▶ **PROBLEM**
Scan the material that follows. Copy every line containing the word "name".

(Items from a figure collection)
* * *

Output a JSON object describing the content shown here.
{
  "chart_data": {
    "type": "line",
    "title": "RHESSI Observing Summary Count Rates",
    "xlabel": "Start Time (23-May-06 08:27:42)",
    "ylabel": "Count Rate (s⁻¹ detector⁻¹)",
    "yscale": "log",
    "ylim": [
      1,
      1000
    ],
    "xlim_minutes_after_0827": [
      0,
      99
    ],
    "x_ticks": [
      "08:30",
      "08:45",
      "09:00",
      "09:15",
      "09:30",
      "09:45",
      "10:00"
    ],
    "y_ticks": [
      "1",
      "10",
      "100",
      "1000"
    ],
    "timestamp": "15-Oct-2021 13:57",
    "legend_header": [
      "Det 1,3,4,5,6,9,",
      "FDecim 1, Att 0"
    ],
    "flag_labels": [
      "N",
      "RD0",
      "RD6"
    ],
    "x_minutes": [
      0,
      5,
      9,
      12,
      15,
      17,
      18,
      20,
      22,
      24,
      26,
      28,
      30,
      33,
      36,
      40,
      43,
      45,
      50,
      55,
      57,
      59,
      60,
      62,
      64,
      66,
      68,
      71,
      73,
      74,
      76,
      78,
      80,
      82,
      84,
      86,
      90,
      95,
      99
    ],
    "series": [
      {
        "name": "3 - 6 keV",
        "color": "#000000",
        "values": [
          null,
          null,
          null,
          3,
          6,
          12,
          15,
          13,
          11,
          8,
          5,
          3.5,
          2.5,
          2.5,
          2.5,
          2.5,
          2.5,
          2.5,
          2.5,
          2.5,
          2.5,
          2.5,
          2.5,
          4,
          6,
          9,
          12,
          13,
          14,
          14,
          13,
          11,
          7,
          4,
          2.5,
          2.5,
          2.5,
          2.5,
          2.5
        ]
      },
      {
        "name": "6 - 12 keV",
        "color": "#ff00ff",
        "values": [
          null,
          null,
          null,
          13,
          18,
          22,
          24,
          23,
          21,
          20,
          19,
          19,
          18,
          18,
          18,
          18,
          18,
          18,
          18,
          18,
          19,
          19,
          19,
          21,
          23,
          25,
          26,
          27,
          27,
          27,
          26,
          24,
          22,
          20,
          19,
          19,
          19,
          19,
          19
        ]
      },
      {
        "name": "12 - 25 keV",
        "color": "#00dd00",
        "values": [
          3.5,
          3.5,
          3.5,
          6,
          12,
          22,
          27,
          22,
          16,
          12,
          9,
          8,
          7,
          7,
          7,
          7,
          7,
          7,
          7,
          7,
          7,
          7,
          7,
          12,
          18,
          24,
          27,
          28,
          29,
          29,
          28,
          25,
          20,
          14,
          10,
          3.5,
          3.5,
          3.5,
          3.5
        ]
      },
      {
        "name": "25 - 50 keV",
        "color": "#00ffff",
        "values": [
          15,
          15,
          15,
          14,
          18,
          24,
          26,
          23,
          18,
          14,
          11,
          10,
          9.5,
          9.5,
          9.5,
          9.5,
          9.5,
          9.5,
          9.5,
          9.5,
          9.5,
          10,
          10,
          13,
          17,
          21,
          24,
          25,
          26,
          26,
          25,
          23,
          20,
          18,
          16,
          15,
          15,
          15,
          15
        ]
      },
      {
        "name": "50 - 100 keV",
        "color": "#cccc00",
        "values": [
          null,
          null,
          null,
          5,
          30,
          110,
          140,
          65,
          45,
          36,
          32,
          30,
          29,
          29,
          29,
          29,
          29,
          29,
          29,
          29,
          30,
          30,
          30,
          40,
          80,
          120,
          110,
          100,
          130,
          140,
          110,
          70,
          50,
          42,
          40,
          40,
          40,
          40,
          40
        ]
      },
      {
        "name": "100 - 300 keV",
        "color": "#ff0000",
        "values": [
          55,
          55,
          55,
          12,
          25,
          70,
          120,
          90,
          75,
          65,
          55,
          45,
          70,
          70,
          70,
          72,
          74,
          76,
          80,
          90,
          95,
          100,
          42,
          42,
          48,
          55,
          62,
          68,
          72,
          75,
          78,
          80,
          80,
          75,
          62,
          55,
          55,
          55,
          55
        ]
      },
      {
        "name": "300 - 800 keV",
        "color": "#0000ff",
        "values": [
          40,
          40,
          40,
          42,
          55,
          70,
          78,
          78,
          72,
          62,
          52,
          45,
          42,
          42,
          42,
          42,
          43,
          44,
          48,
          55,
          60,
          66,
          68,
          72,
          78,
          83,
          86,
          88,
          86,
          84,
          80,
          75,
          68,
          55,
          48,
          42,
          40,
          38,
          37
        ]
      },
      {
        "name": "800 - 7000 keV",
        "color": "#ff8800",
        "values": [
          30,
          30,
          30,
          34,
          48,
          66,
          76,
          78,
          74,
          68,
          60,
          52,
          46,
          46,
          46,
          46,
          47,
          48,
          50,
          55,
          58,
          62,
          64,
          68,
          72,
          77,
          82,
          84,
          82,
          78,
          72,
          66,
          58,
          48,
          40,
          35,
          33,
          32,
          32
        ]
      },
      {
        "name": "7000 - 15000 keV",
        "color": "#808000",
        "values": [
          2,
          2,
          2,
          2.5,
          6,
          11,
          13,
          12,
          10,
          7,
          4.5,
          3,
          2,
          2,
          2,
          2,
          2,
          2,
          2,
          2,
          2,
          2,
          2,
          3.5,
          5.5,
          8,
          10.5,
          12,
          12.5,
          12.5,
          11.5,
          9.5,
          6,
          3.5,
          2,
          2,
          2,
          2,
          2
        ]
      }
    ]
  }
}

* * *

▶ **RESPONSE TO THIS TASK**
        "name": "3 - 6 keV",
        "name": "6 - 12 keV",
        "name": "12 - 25 keV",
        "name": "25 - 50 keV",
        "name": "50 - 100 keV",
        "name": "100 - 300 keV",
        "name": "300 - 800 keV",
        "name": "800 - 7000 keV",
        "name": "7000 - 15000 keV",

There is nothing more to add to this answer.